* Information provided:
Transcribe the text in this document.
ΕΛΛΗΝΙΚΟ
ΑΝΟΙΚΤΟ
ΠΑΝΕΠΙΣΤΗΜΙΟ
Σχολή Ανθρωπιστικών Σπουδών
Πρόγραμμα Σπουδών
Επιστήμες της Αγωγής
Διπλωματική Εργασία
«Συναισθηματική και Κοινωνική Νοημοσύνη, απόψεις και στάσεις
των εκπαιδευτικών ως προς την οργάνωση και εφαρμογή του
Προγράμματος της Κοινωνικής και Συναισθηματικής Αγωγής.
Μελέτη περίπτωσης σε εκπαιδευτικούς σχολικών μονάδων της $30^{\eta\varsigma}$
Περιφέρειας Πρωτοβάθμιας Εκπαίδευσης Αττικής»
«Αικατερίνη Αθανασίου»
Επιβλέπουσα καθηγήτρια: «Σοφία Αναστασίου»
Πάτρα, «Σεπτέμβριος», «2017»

...

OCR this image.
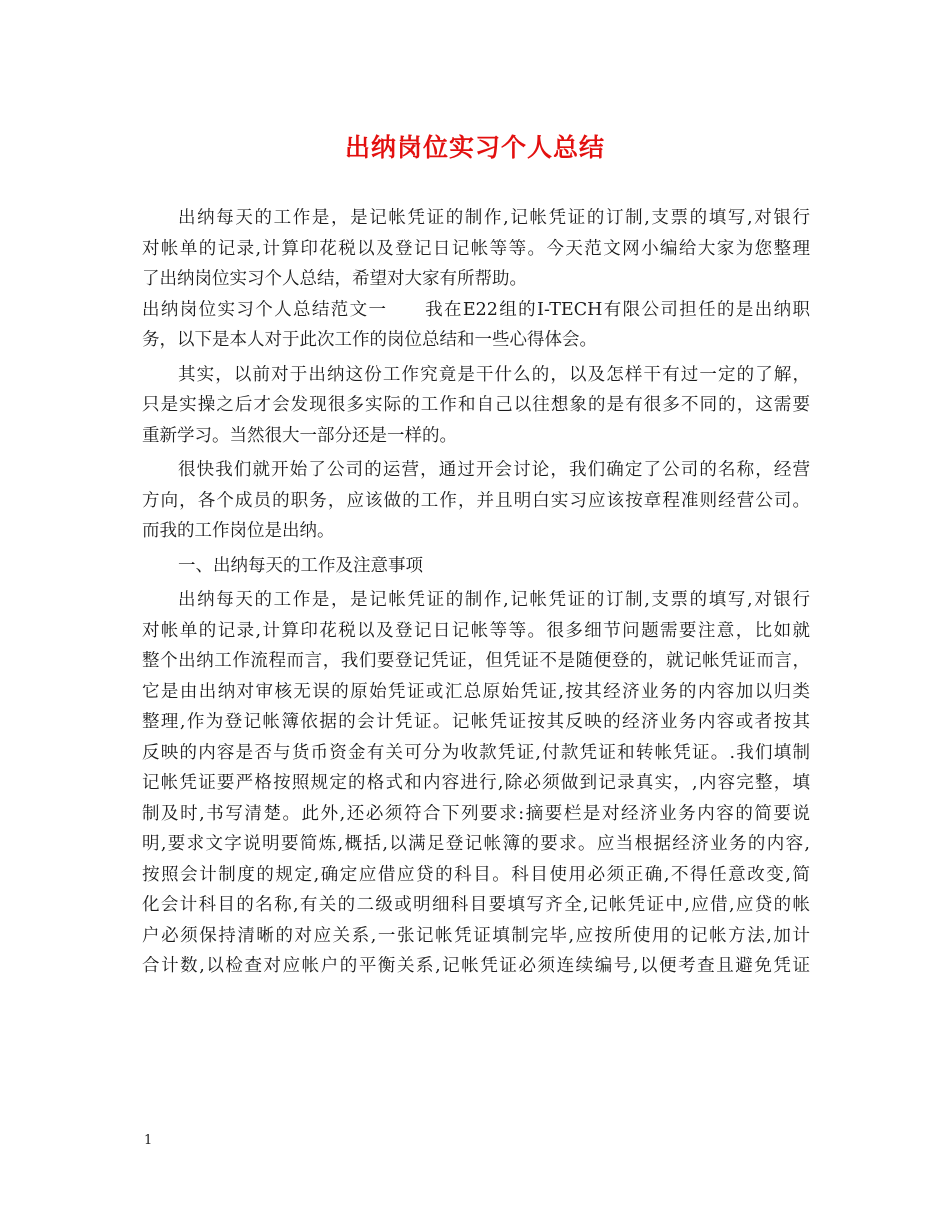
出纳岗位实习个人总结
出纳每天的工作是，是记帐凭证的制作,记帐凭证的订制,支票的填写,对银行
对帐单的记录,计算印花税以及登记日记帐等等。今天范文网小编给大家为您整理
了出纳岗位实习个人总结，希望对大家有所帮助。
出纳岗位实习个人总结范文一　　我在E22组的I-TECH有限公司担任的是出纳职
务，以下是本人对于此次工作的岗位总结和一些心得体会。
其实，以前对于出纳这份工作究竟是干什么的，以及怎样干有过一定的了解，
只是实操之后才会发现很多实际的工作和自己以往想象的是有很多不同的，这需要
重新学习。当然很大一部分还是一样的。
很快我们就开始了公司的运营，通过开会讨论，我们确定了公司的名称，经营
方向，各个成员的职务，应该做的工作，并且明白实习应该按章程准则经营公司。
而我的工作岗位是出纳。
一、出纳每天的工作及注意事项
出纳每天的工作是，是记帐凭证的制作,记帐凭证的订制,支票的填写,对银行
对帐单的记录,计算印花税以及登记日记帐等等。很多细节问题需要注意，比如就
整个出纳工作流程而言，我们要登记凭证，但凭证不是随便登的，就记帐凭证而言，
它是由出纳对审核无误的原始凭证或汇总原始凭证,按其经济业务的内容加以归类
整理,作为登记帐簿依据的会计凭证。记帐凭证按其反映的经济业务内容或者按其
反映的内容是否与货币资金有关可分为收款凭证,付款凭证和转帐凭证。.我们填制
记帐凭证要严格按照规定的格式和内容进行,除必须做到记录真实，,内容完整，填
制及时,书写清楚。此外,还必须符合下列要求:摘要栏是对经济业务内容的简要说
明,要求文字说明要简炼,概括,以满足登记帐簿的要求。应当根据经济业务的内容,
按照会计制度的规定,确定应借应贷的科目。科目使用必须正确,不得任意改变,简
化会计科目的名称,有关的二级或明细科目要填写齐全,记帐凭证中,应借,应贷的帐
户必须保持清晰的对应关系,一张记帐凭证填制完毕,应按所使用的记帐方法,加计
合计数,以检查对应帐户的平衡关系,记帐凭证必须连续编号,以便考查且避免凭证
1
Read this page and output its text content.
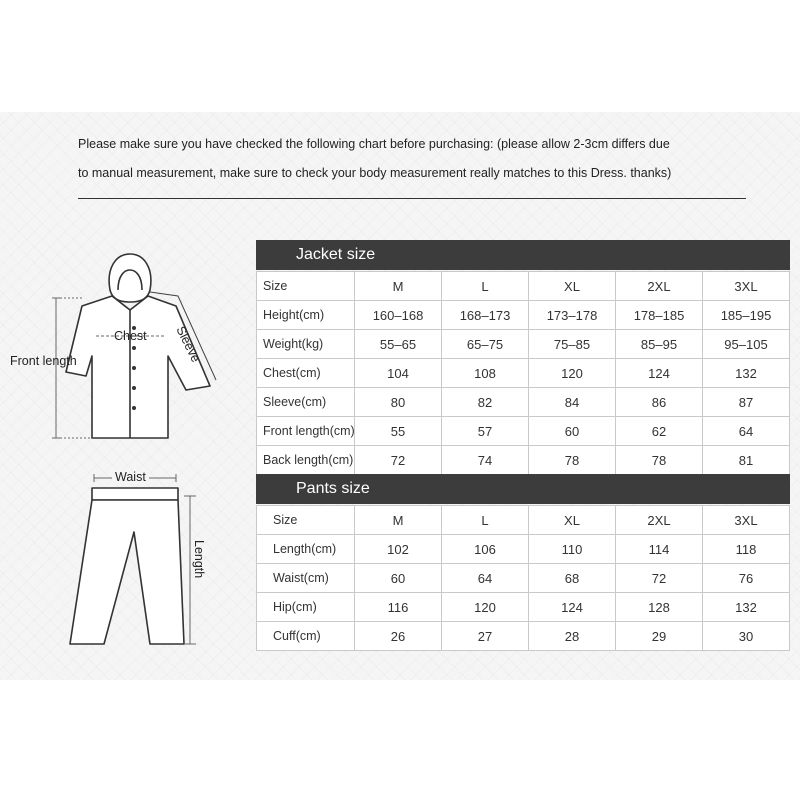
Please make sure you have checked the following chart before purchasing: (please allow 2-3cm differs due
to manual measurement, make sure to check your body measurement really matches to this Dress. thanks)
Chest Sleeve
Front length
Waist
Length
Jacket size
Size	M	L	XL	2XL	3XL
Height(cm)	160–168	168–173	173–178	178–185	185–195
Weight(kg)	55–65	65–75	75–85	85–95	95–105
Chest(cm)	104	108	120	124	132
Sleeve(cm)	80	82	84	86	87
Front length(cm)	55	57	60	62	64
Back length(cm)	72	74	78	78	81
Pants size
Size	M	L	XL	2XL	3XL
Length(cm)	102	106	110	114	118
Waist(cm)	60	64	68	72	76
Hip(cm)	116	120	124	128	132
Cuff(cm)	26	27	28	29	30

* What to work on:
All lines above containing the string "text" are to be collected.

* Expected answer:
Transcribe the text in this document.
Read this page and output its text content.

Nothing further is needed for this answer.